**** Listed entries ****

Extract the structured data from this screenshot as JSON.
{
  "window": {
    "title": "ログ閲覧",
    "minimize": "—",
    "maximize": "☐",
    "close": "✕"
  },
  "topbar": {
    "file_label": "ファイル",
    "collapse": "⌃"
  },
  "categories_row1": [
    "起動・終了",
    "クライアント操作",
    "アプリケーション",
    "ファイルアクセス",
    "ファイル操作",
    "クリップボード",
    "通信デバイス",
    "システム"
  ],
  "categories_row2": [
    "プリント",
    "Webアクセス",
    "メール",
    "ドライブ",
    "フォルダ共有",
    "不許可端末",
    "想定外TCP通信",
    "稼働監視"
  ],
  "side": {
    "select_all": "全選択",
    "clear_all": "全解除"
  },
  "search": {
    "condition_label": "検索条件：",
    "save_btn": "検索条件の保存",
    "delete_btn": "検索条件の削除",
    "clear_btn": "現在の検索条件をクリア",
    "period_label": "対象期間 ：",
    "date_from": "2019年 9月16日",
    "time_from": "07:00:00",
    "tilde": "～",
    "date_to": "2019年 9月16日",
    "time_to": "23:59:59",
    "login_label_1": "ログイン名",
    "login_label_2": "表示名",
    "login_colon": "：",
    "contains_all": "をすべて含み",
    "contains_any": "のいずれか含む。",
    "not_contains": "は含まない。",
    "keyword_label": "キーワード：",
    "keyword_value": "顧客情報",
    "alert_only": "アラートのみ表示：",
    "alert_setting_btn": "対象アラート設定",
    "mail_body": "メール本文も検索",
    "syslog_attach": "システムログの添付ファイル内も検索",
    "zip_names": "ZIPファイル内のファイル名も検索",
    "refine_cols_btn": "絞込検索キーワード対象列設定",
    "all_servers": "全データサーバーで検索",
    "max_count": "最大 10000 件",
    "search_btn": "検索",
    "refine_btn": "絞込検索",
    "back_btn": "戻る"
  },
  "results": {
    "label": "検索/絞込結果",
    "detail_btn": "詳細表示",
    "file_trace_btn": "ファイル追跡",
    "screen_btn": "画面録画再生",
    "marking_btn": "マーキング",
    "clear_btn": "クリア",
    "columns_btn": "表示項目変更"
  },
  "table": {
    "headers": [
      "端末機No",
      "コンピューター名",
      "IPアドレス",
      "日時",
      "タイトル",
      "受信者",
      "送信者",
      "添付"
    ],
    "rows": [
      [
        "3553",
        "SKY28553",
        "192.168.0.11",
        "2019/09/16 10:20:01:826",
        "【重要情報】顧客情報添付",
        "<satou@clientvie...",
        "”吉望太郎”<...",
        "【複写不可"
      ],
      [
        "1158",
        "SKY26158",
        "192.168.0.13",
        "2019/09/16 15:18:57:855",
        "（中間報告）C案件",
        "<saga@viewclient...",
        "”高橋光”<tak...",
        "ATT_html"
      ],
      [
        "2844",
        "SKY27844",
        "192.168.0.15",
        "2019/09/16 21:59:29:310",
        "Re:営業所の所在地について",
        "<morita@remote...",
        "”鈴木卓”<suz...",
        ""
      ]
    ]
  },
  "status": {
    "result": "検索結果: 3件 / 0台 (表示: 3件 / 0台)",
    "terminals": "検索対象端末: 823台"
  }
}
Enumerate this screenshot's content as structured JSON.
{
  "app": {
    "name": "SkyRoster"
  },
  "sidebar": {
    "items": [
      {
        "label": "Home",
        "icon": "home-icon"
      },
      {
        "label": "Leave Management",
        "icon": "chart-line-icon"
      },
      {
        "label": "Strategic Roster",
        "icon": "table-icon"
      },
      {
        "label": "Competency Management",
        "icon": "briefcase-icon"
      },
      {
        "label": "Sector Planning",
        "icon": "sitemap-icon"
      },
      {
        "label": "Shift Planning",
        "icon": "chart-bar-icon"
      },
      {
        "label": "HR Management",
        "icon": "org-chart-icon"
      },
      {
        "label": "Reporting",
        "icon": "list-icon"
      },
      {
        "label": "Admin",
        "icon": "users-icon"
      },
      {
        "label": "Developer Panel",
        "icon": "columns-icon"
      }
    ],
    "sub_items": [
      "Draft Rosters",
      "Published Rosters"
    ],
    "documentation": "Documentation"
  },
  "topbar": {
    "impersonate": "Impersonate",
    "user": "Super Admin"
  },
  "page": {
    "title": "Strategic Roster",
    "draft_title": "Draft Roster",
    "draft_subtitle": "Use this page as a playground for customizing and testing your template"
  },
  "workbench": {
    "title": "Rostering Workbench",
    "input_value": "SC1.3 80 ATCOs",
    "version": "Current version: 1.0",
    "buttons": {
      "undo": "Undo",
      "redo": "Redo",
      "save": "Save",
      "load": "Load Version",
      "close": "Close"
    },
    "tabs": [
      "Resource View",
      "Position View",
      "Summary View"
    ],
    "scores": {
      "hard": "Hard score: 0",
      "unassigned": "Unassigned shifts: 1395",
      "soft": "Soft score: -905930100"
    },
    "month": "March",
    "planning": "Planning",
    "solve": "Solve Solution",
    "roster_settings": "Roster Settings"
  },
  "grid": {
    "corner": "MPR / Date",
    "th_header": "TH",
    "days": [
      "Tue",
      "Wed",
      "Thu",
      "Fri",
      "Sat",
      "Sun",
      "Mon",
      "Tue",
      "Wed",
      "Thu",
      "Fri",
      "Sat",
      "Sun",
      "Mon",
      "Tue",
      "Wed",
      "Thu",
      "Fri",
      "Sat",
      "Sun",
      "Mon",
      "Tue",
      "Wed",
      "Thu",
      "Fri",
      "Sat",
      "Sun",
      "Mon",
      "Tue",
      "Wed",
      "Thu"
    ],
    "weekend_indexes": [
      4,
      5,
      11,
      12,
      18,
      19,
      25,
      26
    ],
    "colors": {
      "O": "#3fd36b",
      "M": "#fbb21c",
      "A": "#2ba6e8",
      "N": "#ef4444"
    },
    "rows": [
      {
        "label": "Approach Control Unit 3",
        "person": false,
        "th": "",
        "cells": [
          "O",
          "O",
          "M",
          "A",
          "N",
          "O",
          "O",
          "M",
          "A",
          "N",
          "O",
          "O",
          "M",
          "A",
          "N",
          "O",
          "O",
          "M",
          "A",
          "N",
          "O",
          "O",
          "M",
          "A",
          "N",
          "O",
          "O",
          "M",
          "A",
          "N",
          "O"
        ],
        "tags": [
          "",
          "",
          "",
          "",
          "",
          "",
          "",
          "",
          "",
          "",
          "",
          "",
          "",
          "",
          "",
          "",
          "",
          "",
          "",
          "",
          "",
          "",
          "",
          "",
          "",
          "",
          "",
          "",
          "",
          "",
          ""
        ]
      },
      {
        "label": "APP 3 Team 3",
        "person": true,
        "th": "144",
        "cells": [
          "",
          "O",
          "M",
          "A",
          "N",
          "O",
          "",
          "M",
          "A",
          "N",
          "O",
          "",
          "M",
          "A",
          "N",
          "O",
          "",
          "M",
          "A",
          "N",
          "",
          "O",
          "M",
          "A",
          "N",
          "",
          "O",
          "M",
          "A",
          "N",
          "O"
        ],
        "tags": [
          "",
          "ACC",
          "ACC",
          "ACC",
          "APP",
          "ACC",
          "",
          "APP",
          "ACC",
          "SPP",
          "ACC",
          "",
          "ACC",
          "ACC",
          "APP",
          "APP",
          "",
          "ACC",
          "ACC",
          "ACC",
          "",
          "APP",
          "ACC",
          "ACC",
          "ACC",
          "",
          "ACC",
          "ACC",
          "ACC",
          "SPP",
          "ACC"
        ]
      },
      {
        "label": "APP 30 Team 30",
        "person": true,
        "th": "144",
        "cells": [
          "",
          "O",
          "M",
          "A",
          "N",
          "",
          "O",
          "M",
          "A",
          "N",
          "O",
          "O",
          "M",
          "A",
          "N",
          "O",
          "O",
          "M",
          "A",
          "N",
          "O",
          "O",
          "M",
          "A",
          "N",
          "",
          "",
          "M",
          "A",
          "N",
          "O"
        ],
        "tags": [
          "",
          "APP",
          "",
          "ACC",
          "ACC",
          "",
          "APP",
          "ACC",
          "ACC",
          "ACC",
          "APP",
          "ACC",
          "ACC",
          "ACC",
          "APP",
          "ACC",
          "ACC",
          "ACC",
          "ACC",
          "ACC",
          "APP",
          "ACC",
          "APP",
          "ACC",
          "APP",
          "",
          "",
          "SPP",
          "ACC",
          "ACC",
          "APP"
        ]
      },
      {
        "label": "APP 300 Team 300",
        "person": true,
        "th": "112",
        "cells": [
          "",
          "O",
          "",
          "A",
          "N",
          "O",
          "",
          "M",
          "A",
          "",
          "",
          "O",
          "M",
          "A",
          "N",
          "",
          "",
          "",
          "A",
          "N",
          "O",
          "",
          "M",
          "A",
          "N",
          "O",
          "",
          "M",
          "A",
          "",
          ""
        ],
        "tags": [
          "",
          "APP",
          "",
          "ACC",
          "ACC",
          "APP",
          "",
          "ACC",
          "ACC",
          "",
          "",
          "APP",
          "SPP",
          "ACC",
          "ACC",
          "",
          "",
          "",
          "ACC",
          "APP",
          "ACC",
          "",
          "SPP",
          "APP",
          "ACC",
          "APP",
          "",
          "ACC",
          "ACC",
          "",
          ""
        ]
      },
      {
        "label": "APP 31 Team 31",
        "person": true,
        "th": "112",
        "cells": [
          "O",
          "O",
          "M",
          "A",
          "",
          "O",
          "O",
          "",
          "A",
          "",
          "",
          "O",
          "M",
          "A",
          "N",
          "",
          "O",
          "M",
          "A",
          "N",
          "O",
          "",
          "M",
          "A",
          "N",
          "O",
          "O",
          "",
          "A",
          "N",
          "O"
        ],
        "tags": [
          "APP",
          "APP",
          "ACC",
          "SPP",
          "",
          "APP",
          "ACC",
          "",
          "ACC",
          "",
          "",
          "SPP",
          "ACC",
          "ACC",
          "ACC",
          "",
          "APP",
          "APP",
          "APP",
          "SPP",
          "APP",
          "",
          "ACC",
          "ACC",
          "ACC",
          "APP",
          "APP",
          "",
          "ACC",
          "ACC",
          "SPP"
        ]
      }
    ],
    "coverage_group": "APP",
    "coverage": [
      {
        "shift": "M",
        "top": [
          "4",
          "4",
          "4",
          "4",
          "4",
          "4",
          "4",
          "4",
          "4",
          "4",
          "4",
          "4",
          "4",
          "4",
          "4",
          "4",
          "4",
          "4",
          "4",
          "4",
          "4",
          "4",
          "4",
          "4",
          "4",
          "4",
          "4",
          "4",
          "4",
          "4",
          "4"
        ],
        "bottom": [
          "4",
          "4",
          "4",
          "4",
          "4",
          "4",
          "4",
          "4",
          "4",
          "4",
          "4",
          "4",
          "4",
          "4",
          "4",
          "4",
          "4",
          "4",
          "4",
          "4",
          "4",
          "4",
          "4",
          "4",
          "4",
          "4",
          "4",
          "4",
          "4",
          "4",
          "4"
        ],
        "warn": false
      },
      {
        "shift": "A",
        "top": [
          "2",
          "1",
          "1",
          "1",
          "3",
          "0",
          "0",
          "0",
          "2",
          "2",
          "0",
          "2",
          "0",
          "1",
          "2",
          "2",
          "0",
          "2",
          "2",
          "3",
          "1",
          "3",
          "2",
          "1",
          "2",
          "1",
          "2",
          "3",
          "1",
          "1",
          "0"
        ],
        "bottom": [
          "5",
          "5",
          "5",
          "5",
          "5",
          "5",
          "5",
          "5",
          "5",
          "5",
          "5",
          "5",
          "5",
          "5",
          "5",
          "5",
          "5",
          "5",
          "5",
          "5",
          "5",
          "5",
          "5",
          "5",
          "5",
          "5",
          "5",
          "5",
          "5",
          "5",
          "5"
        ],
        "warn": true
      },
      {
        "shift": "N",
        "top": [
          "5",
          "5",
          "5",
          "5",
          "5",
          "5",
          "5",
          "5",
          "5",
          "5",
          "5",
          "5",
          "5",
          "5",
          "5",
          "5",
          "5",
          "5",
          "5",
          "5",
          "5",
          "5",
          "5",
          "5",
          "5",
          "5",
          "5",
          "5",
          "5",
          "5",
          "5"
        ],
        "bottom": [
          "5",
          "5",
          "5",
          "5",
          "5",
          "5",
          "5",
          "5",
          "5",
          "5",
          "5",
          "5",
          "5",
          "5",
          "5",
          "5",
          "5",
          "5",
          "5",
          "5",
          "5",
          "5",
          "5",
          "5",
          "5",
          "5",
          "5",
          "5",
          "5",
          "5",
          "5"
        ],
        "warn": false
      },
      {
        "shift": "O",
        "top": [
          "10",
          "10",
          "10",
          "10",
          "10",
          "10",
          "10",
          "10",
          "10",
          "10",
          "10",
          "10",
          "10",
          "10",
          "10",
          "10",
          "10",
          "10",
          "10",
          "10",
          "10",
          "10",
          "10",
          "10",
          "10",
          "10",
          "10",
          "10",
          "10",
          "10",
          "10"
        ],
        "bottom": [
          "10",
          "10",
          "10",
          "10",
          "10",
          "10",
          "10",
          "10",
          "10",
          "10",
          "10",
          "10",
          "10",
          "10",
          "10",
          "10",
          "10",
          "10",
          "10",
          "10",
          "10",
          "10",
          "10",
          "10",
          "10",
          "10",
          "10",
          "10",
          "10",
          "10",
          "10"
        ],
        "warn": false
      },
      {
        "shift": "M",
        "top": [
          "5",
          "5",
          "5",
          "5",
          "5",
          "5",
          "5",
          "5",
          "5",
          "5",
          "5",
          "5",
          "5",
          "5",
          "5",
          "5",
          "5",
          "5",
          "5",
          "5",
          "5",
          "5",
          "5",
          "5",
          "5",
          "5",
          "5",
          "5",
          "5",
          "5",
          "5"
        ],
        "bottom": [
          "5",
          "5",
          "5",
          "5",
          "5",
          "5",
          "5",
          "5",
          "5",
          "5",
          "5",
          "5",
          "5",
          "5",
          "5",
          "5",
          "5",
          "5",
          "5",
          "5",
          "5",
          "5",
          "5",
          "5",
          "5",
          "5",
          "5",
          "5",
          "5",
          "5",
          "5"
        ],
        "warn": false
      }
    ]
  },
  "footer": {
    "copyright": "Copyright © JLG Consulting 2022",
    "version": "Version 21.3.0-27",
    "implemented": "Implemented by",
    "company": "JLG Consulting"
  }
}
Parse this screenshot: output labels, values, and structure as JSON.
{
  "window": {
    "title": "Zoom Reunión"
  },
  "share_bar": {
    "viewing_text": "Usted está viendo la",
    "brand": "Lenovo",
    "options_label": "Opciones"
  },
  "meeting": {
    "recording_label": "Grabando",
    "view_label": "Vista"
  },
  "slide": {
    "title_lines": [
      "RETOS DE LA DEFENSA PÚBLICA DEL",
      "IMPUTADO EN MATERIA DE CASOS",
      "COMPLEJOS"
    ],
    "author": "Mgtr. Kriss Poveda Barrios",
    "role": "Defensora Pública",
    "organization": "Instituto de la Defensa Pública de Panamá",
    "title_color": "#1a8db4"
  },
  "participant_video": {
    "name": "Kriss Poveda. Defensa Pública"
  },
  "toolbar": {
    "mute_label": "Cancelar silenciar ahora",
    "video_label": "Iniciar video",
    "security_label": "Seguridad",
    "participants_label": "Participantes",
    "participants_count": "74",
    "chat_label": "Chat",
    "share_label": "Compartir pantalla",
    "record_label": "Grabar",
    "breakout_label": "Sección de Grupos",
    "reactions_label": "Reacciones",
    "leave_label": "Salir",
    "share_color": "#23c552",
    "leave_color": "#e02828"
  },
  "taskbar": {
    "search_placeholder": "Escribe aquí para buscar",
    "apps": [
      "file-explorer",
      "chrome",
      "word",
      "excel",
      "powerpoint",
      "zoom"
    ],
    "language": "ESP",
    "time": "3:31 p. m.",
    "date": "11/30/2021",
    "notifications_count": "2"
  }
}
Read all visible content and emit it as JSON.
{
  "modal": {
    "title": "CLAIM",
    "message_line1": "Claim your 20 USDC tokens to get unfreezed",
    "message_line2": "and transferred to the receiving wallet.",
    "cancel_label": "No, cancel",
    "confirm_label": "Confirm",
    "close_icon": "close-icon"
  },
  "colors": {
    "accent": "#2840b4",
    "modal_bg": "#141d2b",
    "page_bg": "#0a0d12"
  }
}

****

Given exercise: Only lines that contain the word "Strategic" are wanted; copy each of them.

Answer to the problem:
        "label": "Strategic Roster",
    "title": "Strategic Roster",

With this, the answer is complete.